[Records]
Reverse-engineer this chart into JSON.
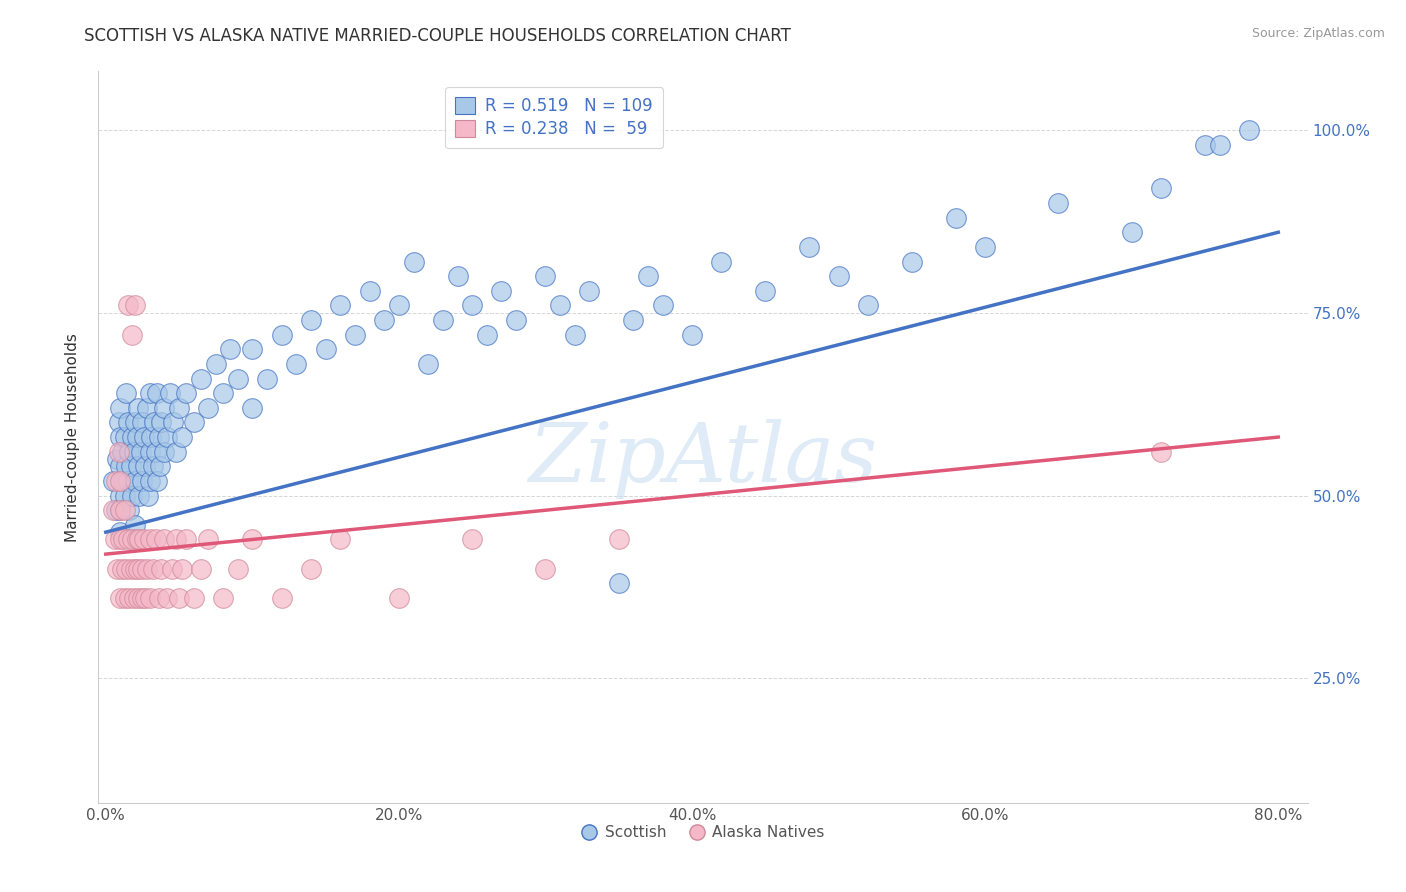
{
  "title": "SCOTTISH VS ALASKA NATIVE MARRIED-COUPLE HOUSEHOLDS CORRELATION CHART",
  "source": "Source: ZipAtlas.com",
  "ylabel": "Married-couple Households",
  "xlim": [
    -0.005,
    0.82
  ],
  "ylim": [
    0.08,
    1.08
  ],
  "xticks": [
    0.0,
    0.2,
    0.4,
    0.6,
    0.8
  ],
  "xticklabels": [
    "0.0%",
    "20.0%",
    "40.0%",
    "60.0%",
    "80.0%"
  ],
  "yticks": [
    0.25,
    0.5,
    0.75,
    1.0
  ],
  "yticklabels": [
    "25.0%",
    "50.0%",
    "75.0%",
    "100.0%"
  ],
  "scottish_color": "#a8c8e8",
  "alaska_color": "#f4b8c8",
  "scottish_line_color": "#4472c4",
  "alaska_line_color": "#e05878",
  "scottish_edge_color": "#6699cc",
  "alaska_edge_color": "#d08898",
  "watermark": "ZipAtlas",
  "legend_R_scottish": "0.519",
  "legend_N_scottish": "109",
  "legend_R_alaska": "0.238",
  "legend_N_alaska": "59",
  "scottish_scatter": [
    [
      0.005,
      0.52
    ],
    [
      0.007,
      0.48
    ],
    [
      0.008,
      0.55
    ],
    [
      0.009,
      0.6
    ],
    [
      0.01,
      0.58
    ],
    [
      0.01,
      0.5
    ],
    [
      0.01,
      0.45
    ],
    [
      0.01,
      0.62
    ],
    [
      0.01,
      0.54
    ],
    [
      0.01,
      0.48
    ],
    [
      0.011,
      0.56
    ],
    [
      0.012,
      0.52
    ],
    [
      0.013,
      0.58
    ],
    [
      0.013,
      0.5
    ],
    [
      0.014,
      0.64
    ],
    [
      0.014,
      0.54
    ],
    [
      0.015,
      0.6
    ],
    [
      0.015,
      0.52
    ],
    [
      0.016,
      0.56
    ],
    [
      0.016,
      0.48
    ],
    [
      0.017,
      0.54
    ],
    [
      0.018,
      0.58
    ],
    [
      0.018,
      0.5
    ],
    [
      0.019,
      0.56
    ],
    [
      0.02,
      0.52
    ],
    [
      0.02,
      0.6
    ],
    [
      0.02,
      0.46
    ],
    [
      0.021,
      0.58
    ],
    [
      0.022,
      0.54
    ],
    [
      0.022,
      0.62
    ],
    [
      0.023,
      0.5
    ],
    [
      0.024,
      0.56
    ],
    [
      0.025,
      0.52
    ],
    [
      0.025,
      0.6
    ],
    [
      0.026,
      0.58
    ],
    [
      0.027,
      0.54
    ],
    [
      0.028,
      0.62
    ],
    [
      0.029,
      0.5
    ],
    [
      0.03,
      0.56
    ],
    [
      0.03,
      0.52
    ],
    [
      0.03,
      0.64
    ],
    [
      0.031,
      0.58
    ],
    [
      0.032,
      0.54
    ],
    [
      0.033,
      0.6
    ],
    [
      0.034,
      0.56
    ],
    [
      0.035,
      0.52
    ],
    [
      0.035,
      0.64
    ],
    [
      0.036,
      0.58
    ],
    [
      0.037,
      0.54
    ],
    [
      0.038,
      0.6
    ],
    [
      0.04,
      0.62
    ],
    [
      0.04,
      0.56
    ],
    [
      0.042,
      0.58
    ],
    [
      0.044,
      0.64
    ],
    [
      0.046,
      0.6
    ],
    [
      0.048,
      0.56
    ],
    [
      0.05,
      0.62
    ],
    [
      0.052,
      0.58
    ],
    [
      0.055,
      0.64
    ],
    [
      0.06,
      0.6
    ],
    [
      0.065,
      0.66
    ],
    [
      0.07,
      0.62
    ],
    [
      0.075,
      0.68
    ],
    [
      0.08,
      0.64
    ],
    [
      0.085,
      0.7
    ],
    [
      0.09,
      0.66
    ],
    [
      0.1,
      0.62
    ],
    [
      0.1,
      0.7
    ],
    [
      0.11,
      0.66
    ],
    [
      0.12,
      0.72
    ],
    [
      0.13,
      0.68
    ],
    [
      0.14,
      0.74
    ],
    [
      0.15,
      0.7
    ],
    [
      0.16,
      0.76
    ],
    [
      0.17,
      0.72
    ],
    [
      0.18,
      0.78
    ],
    [
      0.19,
      0.74
    ],
    [
      0.2,
      0.76
    ],
    [
      0.21,
      0.82
    ],
    [
      0.22,
      0.68
    ],
    [
      0.23,
      0.74
    ],
    [
      0.24,
      0.8
    ],
    [
      0.25,
      0.76
    ],
    [
      0.26,
      0.72
    ],
    [
      0.27,
      0.78
    ],
    [
      0.28,
      0.74
    ],
    [
      0.3,
      0.8
    ],
    [
      0.31,
      0.76
    ],
    [
      0.32,
      0.72
    ],
    [
      0.33,
      0.78
    ],
    [
      0.35,
      0.38
    ],
    [
      0.36,
      0.74
    ],
    [
      0.37,
      0.8
    ],
    [
      0.38,
      0.76
    ],
    [
      0.4,
      0.72
    ],
    [
      0.42,
      0.82
    ],
    [
      0.45,
      0.78
    ],
    [
      0.48,
      0.84
    ],
    [
      0.5,
      0.8
    ],
    [
      0.52,
      0.76
    ],
    [
      0.55,
      0.82
    ],
    [
      0.58,
      0.88
    ],
    [
      0.6,
      0.84
    ],
    [
      0.65,
      0.9
    ],
    [
      0.7,
      0.86
    ],
    [
      0.72,
      0.92
    ],
    [
      0.75,
      0.98
    ],
    [
      0.76,
      0.98
    ],
    [
      0.78,
      1.0
    ]
  ],
  "alaska_scatter": [
    [
      0.005,
      0.48
    ],
    [
      0.006,
      0.44
    ],
    [
      0.007,
      0.52
    ],
    [
      0.008,
      0.4
    ],
    [
      0.009,
      0.56
    ],
    [
      0.01,
      0.44
    ],
    [
      0.01,
      0.36
    ],
    [
      0.01,
      0.48
    ],
    [
      0.01,
      0.52
    ],
    [
      0.011,
      0.4
    ],
    [
      0.012,
      0.44
    ],
    [
      0.013,
      0.36
    ],
    [
      0.013,
      0.48
    ],
    [
      0.014,
      0.4
    ],
    [
      0.015,
      0.44
    ],
    [
      0.015,
      0.76
    ],
    [
      0.016,
      0.36
    ],
    [
      0.017,
      0.4
    ],
    [
      0.018,
      0.44
    ],
    [
      0.018,
      0.72
    ],
    [
      0.019,
      0.36
    ],
    [
      0.02,
      0.4
    ],
    [
      0.02,
      0.76
    ],
    [
      0.021,
      0.44
    ],
    [
      0.022,
      0.36
    ],
    [
      0.022,
      0.4
    ],
    [
      0.023,
      0.44
    ],
    [
      0.025,
      0.36
    ],
    [
      0.025,
      0.4
    ],
    [
      0.026,
      0.44
    ],
    [
      0.027,
      0.36
    ],
    [
      0.028,
      0.4
    ],
    [
      0.03,
      0.44
    ],
    [
      0.03,
      0.36
    ],
    [
      0.032,
      0.4
    ],
    [
      0.034,
      0.44
    ],
    [
      0.036,
      0.36
    ],
    [
      0.038,
      0.4
    ],
    [
      0.04,
      0.44
    ],
    [
      0.042,
      0.36
    ],
    [
      0.045,
      0.4
    ],
    [
      0.048,
      0.44
    ],
    [
      0.05,
      0.36
    ],
    [
      0.052,
      0.4
    ],
    [
      0.055,
      0.44
    ],
    [
      0.06,
      0.36
    ],
    [
      0.065,
      0.4
    ],
    [
      0.07,
      0.44
    ],
    [
      0.08,
      0.36
    ],
    [
      0.09,
      0.4
    ],
    [
      0.1,
      0.44
    ],
    [
      0.12,
      0.36
    ],
    [
      0.14,
      0.4
    ],
    [
      0.16,
      0.44
    ],
    [
      0.2,
      0.36
    ],
    [
      0.25,
      0.44
    ],
    [
      0.3,
      0.4
    ],
    [
      0.35,
      0.44
    ],
    [
      0.72,
      0.56
    ]
  ]
}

▸ Task requirements:
Identify the lines that contain the string "ZipAtlas", and copy every one of them.

▸ Reply to the task:
  "source": "Source: ZipAtlas.com",
  "watermark": "ZipAtlas",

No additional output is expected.